**DIRECTIONS**
Return all of the entries exactly, with nothing added or left out.
— START SOURCE RECORDS —
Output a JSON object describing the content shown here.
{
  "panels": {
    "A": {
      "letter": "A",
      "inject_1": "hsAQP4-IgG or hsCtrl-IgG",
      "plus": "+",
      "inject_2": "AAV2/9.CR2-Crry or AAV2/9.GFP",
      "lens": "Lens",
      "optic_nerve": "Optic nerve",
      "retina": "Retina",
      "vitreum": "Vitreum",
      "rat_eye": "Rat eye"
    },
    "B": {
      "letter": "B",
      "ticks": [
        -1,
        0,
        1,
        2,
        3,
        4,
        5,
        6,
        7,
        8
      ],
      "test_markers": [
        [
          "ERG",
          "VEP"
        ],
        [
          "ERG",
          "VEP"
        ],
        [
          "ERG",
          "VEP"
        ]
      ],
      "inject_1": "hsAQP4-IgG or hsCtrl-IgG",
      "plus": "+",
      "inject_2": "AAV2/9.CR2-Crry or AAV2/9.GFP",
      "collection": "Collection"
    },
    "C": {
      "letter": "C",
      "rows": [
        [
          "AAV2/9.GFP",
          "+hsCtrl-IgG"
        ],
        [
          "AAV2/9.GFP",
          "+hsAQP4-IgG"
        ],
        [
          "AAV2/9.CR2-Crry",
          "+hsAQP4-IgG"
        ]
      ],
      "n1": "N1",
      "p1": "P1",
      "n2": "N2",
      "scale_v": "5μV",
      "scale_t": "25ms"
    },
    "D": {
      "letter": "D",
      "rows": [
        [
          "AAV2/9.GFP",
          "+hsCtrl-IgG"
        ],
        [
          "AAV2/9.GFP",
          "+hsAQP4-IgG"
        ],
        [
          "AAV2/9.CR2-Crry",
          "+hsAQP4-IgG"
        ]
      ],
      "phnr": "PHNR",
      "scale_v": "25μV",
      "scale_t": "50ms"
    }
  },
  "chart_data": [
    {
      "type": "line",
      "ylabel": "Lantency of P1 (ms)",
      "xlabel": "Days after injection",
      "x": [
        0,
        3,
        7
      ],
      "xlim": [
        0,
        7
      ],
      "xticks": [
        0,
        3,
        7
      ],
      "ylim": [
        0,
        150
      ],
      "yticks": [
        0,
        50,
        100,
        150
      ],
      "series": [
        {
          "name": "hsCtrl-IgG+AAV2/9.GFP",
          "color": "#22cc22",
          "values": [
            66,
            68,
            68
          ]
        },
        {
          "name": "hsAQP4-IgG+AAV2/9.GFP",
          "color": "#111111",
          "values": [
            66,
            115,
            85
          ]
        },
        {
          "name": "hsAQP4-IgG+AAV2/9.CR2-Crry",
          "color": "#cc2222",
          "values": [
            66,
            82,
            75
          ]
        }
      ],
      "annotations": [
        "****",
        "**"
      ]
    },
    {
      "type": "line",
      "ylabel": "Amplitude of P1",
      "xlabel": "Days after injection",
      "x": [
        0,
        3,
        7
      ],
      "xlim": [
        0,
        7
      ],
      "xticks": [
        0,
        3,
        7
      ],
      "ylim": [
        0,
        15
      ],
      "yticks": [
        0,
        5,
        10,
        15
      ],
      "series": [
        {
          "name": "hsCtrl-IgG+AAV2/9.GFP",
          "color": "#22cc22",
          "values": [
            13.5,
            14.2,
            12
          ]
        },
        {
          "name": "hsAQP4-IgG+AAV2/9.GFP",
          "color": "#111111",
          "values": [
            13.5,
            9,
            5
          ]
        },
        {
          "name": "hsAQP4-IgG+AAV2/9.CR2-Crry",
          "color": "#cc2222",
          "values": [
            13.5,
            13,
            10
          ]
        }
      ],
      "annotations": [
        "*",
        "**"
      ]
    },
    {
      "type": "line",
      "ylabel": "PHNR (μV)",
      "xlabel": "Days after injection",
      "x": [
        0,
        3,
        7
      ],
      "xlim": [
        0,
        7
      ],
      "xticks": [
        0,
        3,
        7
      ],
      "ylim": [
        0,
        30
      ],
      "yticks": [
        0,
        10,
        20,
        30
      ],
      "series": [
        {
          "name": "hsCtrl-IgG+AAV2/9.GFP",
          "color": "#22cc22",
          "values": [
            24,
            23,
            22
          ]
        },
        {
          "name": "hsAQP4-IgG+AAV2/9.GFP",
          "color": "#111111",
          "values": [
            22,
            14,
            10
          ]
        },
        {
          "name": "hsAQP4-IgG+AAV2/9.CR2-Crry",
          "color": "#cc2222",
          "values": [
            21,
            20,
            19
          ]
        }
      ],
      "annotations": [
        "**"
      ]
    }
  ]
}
— END SOURCE RECORDS —
**THE OUTPUT**
Output a JSON object describing the content shown here.
{
  "panels": {
    "A": {
      "letter": "A",
      "inject_1": "hsAQP4-IgG or hsCtrl-IgG",
      "plus": "+",
      "inject_2": "AAV2/9.CR2-Crry or AAV2/9.GFP",
      "lens": "Lens",
      "optic_nerve": "Optic nerve",
      "retina": "Retina",
      "vitreum": "Vitreum",
      "rat_eye": "Rat eye"
    },
    "B": {
      "letter": "B",
      "ticks": [
        -1,
        0,
        1,
        2,
        3,
        4,
        5,
        6,
        7,
        8
      ],
      "test_markers": [
        [
          "ERG",
          "VEP"
        ],
        [
          "ERG",
          "VEP"
        ],
        [
          "ERG",
          "VEP"
        ]
      ],
      "inject_1": "hsAQP4-IgG or hsCtrl-IgG",
      "plus": "+",
      "inject_2": "AAV2/9.CR2-Crry or AAV2/9.GFP",
      "collection": "Collection"
    },
    "C": {
      "letter": "C",
      "rows": [
        [
          "AAV2/9.GFP",
          "+hsCtrl-IgG"
        ],
        [
          "AAV2/9.GFP",
          "+hsAQP4-IgG"
        ],
        [
          "AAV2/9.CR2-Crry",
          "+hsAQP4-IgG"
        ]
      ],
      "n1": "N1",
      "p1": "P1",
      "n2": "N2",
      "scale_v": "5μV",
      "scale_t": "25ms"
    },
    "D": {
      "letter": "D",
      "rows": [
        [
          "AAV2/9.GFP",
          "+hsCtrl-IgG"
        ],
        [
          "AAV2/9.GFP",
          "+hsAQP4-IgG"
        ],
        [
          "AAV2/9.CR2-Crry",
          "+hsAQP4-IgG"
        ]
      ],
      "phnr": "PHNR",
      "scale_v": "25μV",
      "scale_t": "50ms"
    }
  },
  "chart_data": [
    {
      "type": "line",
      "ylabel": "Lantency of P1 (ms)",
      "xlabel": "Days after injection",
      "x": [
        0,
        3,
        7
      ],
      "xlim": [
        0,
        7
      ],
      "xticks": [
        0,
        3,
        7
      ],
      "ylim": [
        0,
        150
      ],
      "yticks": [
        0,
        50,
        100,
        150
      ],
      "series": [
        {
          "name": "hsCtrl-IgG+AAV2/9.GFP",
          "color": "#22cc22",
          "values": [
            66,
            68,
            68
          ]
        },
        {
          "name": "hsAQP4-IgG+AAV2/9.GFP",
          "color": "#111111",
          "values": [
            66,
            115,
            85
          ]
        },
        {
          "name": "hsAQP4-IgG+AAV2/9.CR2-Crry",
          "color": "#cc2222",
          "values": [
            66,
            82,
            75
          ]
        }
      ],
      "annotations": [
        "****",
        "**"
      ]
    },
    {
      "type": "line",
      "ylabel": "Amplitude of P1",
      "xlabel": "Days after injection",
      "x": [
        0,
        3,
        7
      ],
      "xlim": [
        0,
        7
      ],
      "xticks": [
        0,
        3,
        7
      ],
      "ylim": [
        0,
        15
      ],
      "yticks": [
        0,
        5,
        10,
        15
      ],
      "series": [
        {
          "name": "hsCtrl-IgG+AAV2/9.GFP",
          "color": "#22cc22",
          "values": [
            13.5,
            14.2,
            12
          ]
        },
        {
          "name": "hsAQP4-IgG+AAV2/9.GFP",
          "color": "#111111",
          "values": [
            13.5,
            9,
            5
          ]
        },
        {
          "name": "hsAQP4-IgG+AAV2/9.CR2-Crry",
          "color": "#cc2222",
          "values": [
            13.5,
            13,
            10
          ]
        }
      ],
      "annotations": [
        "*",
        "**"
      ]
    },
    {
      "type": "line",
      "ylabel": "PHNR (μV)",
      "xlabel": "Days after injection",
      "x": [
        0,
        3,
        7
      ],
      "xlim": [
        0,
        7
      ],
      "xticks": [
        0,
        3,
        7
      ],
      "ylim": [
        0,
        30
      ],
      "yticks": [
        0,
        10,
        20,
        30
      ],
      "series": [
        {
          "name": "hsCtrl-IgG+AAV2/9.GFP",
          "color": "#22cc22",
          "values": [
            24,
            23,
            22
          ]
        },
        {
          "name": "hsAQP4-IgG+AAV2/9.GFP",
          "color": "#111111",
          "values": [
            22,
            14,
            10
          ]
        },
        {
          "name": "hsAQP4-IgG+AAV2/9.CR2-Crry",
          "color": "#cc2222",
          "values": [
            21,
            20,
            19
          ]
        }
      ],
      "annotations": [
        "**"
      ]
    }
  ]
}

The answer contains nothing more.